══ Given records

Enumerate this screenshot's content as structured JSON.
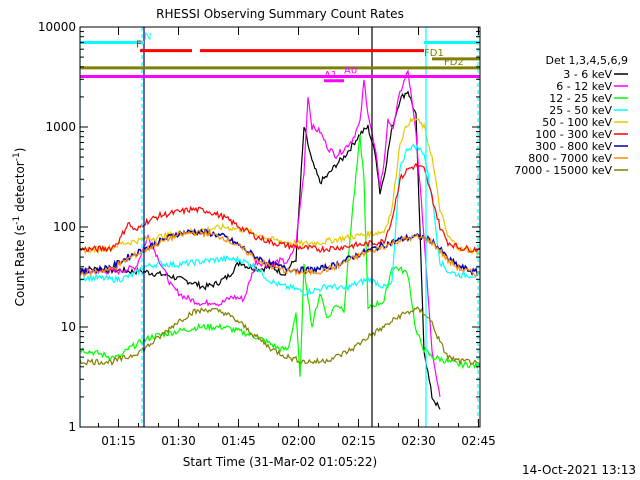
{
  "chart_data": {
    "type": "line",
    "title": "RHESSI Observing Summary Count Rates",
    "xlabel": "Start Time (31-Mar-02 01:05:22)",
    "ylabel_main": "Count Rate (s",
    "ylabel_sup1": "-1",
    "ylabel_mid": " detector",
    "ylabel_sup2": "-1",
    "ylabel_end": ")",
    "x_unit": "minutes since 01:05:22",
    "x_range": [
      0,
      100
    ],
    "y_scale": "log",
    "y_range": [
      1,
      10000
    ],
    "x_ticks": [
      {
        "min": 9.63,
        "label": "01:15"
      },
      {
        "min": 24.63,
        "label": "01:30"
      },
      {
        "min": 39.63,
        "label": "01:45"
      },
      {
        "min": 54.63,
        "label": "02:00"
      },
      {
        "min": 69.63,
        "label": "02:15"
      },
      {
        "min": 84.63,
        "label": "02:30"
      },
      {
        "min": 99.63,
        "label": "02:45"
      }
    ],
    "y_ticks": [
      {
        "v": 1,
        "label": "1"
      },
      {
        "v": 10,
        "label": "10"
      },
      {
        "v": 100,
        "label": "100"
      },
      {
        "v": 1000,
        "label": "1000"
      },
      {
        "v": 10000,
        "label": "10000"
      }
    ],
    "legend_header": "Det 1,3,4,5,6,9",
    "series": [
      {
        "name": "3 - 6 keV",
        "color": "#000000",
        "x": [
          0,
          4,
          8,
          10,
          13,
          16,
          19,
          22,
          25,
          28,
          31,
          34,
          37,
          40,
          42,
          45,
          48,
          51,
          54,
          56,
          58,
          60,
          62,
          64,
          66,
          68,
          70,
          72,
          74,
          75,
          76,
          78,
          80,
          82,
          84,
          86,
          88,
          90
        ],
        "y": [
          38,
          38,
          37,
          37,
          36,
          36,
          34,
          33,
          30,
          28,
          25,
          27,
          32,
          45,
          40,
          38,
          40,
          34,
          48,
          1000,
          450,
          280,
          330,
          420,
          500,
          650,
          850,
          1000,
          500,
          220,
          320,
          980,
          1900,
          2300,
          1300,
          6,
          2,
          1.5
        ]
      },
      {
        "name": "6 - 12 keV",
        "color": "#ff00ff",
        "x": [
          0,
          10,
          14,
          17,
          20,
          23,
          26,
          29,
          31,
          33,
          35,
          38,
          41,
          44,
          47,
          50,
          52,
          54,
          56,
          57,
          58,
          60,
          62,
          64,
          66,
          68,
          70,
          71,
          72,
          74,
          75,
          76,
          77,
          78,
          80,
          82,
          84,
          86,
          88,
          90
        ],
        "y": [
          36,
          36,
          40,
          80,
          45,
          25,
          20,
          18,
          17,
          18,
          17,
          20,
          19,
          45,
          42,
          46,
          44,
          68,
          360,
          2100,
          1000,
          900,
          620,
          520,
          600,
          740,
          1100,
          2900,
          1400,
          520,
          260,
          420,
          1250,
          900,
          2200,
          3600,
          850,
          80,
          6,
          2
        ]
      },
      {
        "name": "12 - 25 keV",
        "color": "#00ff00",
        "x": [
          0,
          4,
          8,
          10,
          12,
          15,
          18,
          21,
          24,
          27,
          30,
          33,
          36,
          40,
          44,
          47,
          50,
          52,
          54,
          55,
          56,
          58,
          60,
          62,
          64,
          66,
          68,
          70,
          71,
          72,
          74,
          76,
          78,
          80,
          82,
          84,
          86,
          88,
          90,
          92,
          95,
          98,
          100
        ],
        "y": [
          6,
          5.5,
          5,
          5,
          6,
          7,
          8,
          8.5,
          9,
          9.5,
          10,
          10,
          10,
          9,
          8,
          7,
          6,
          6,
          14,
          3,
          40,
          10,
          22,
          12,
          17,
          15,
          130,
          800,
          300,
          15,
          17,
          18,
          40,
          38,
          34,
          9,
          6,
          5,
          4.8,
          4.5,
          4.2,
          4.2,
          4
        ]
      },
      {
        "name": "25 - 50 keV",
        "color": "#00ffff",
        "x": [
          0,
          4,
          8,
          10,
          12,
          14,
          16,
          20,
          24,
          28,
          32,
          36,
          40,
          44,
          47,
          50,
          52,
          54,
          56,
          58,
          60,
          62,
          64,
          66,
          68,
          70,
          72,
          74,
          76,
          78,
          80,
          82,
          84,
          86,
          88,
          90,
          92,
          95,
          98,
          100
        ],
        "y": [
          31,
          31,
          30,
          30,
          32,
          34,
          40,
          43,
          42,
          44,
          46,
          48,
          47,
          40,
          30,
          26,
          25,
          24,
          22,
          23,
          24,
          26,
          25,
          24,
          26,
          28,
          30,
          28,
          25,
          27,
          400,
          620,
          640,
          550,
          200,
          45,
          36,
          33,
          33,
          33
        ]
      },
      {
        "name": "50 - 100 keV",
        "color": "#e6c800",
        "x": [
          0,
          4,
          8,
          10,
          12,
          16,
          20,
          24,
          28,
          32,
          36,
          40,
          44,
          48,
          52,
          56,
          60,
          64,
          68,
          72,
          76,
          78,
          80,
          82,
          84,
          86,
          88,
          90,
          92,
          95,
          98,
          100
        ],
        "y": [
          58,
          60,
          62,
          68,
          70,
          75,
          80,
          85,
          90,
          95,
          100,
          95,
          85,
          75,
          70,
          68,
          70,
          75,
          80,
          85,
          90,
          150,
          700,
          1100,
          1200,
          1000,
          500,
          150,
          80,
          60,
          58,
          55
        ]
      },
      {
        "name": "100 - 300 keV",
        "color": "#ff0000",
        "x": [
          0,
          4,
          8,
          10,
          12,
          14,
          16,
          20,
          24,
          28,
          32,
          36,
          40,
          44,
          48,
          52,
          56,
          60,
          64,
          68,
          72,
          76,
          78,
          80,
          82,
          84,
          86,
          88,
          90,
          92,
          95,
          98,
          100
        ],
        "y": [
          60,
          60,
          62,
          75,
          110,
          90,
          110,
          130,
          140,
          150,
          145,
          125,
          100,
          80,
          70,
          65,
          62,
          60,
          62,
          65,
          68,
          72,
          120,
          300,
          380,
          410,
          380,
          200,
          100,
          70,
          62,
          60,
          60
        ]
      },
      {
        "name": "300 - 800 keV",
        "color": "#0000aa",
        "x": [
          0,
          4,
          8,
          12,
          16,
          20,
          24,
          28,
          32,
          36,
          40,
          44,
          48,
          52,
          56,
          60,
          64,
          68,
          72,
          76,
          80,
          82,
          84,
          86,
          88,
          90,
          92,
          95,
          98,
          100
        ],
        "y": [
          35,
          37,
          40,
          50,
          60,
          72,
          85,
          90,
          88,
          80,
          65,
          50,
          42,
          38,
          37,
          38,
          42,
          50,
          58,
          66,
          75,
          78,
          80,
          78,
          72,
          60,
          48,
          40,
          36,
          35
        ]
      },
      {
        "name": "800 - 7000 keV",
        "color": "#ff8c00",
        "x": [
          0,
          4,
          8,
          12,
          16,
          20,
          24,
          28,
          32,
          36,
          40,
          44,
          48,
          52,
          56,
          60,
          64,
          68,
          72,
          76,
          80,
          82,
          84,
          86,
          88,
          90,
          92,
          95,
          98,
          100
        ],
        "y": [
          34,
          36,
          38,
          48,
          58,
          70,
          82,
          88,
          86,
          78,
          63,
          48,
          40,
          36,
          35,
          36,
          40,
          48,
          56,
          64,
          74,
          77,
          79,
          77,
          70,
          58,
          46,
          38,
          35,
          34
        ]
      },
      {
        "name": "7000 - 15000 keV",
        "color": "#808000",
        "x": [
          0,
          4,
          8,
          12,
          16,
          20,
          24,
          28,
          32,
          36,
          40,
          44,
          48,
          52,
          56,
          60,
          64,
          68,
          72,
          76,
          80,
          82,
          84,
          86,
          88,
          90,
          92,
          95,
          98,
          100
        ],
        "y": [
          4.5,
          4.5,
          4.5,
          5,
          6,
          8,
          11,
          14,
          15,
          14,
          11,
          8,
          6,
          5,
          4.5,
          4.5,
          5,
          6,
          8,
          10,
          13,
          14,
          15,
          14,
          11,
          7,
          5,
          4.5,
          4.5,
          4
        ]
      }
    ],
    "flags": [
      {
        "label": "N",
        "color": "#00ffff",
        "y": 7000,
        "segments": [
          [
            0,
            16
          ],
          [
            86,
            100
          ]
        ],
        "label_x": 16
      },
      {
        "label": "F",
        "color": "#ff0000",
        "y": 5800,
        "segments": [
          [
            15,
            28
          ],
          [
            30,
            86
          ]
        ],
        "label_x": 14
      },
      {
        "label": "FD1",
        "color": "#808000",
        "y": 4800,
        "segments": [
          [
            88,
            100
          ]
        ],
        "label_x": 86
      },
      {
        "label": "FD2",
        "color": "#808000",
        "y": 3900,
        "segments": [
          [
            0,
            100
          ]
        ],
        "label_x": 91
      },
      {
        "label": "A1",
        "color": "#ff00ff",
        "y": 2900,
        "segments": [
          [
            61,
            66
          ]
        ],
        "label_x": 61
      },
      {
        "label": "A0",
        "color": "#ff00ff",
        "y": 3200,
        "segments": [
          [
            0,
            100
          ]
        ],
        "label_x": 66
      }
    ],
    "verticals": [
      {
        "x": 0,
        "color": "#00ffff",
        "style": "solid"
      },
      {
        "x": 15.5,
        "color": "#00ffff",
        "style": "dashed"
      },
      {
        "x": 86.5,
        "color": "#00ffff",
        "style": "solid"
      },
      {
        "x": 99.5,
        "color": "#00ffff",
        "style": "dashed"
      },
      {
        "x": 16,
        "color": "#000080",
        "style": "solid"
      },
      {
        "x": 73,
        "color": "#000000",
        "style": "solid"
      }
    ],
    "footer": "14-Oct-2021 13:13"
  }
}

════

Given instruction
Point out every line holding the string "Count" and copy it.

In response
    "title": "RHESSI Observing Summary Count Rates",
    "ylabel_main": "Count Rate (s",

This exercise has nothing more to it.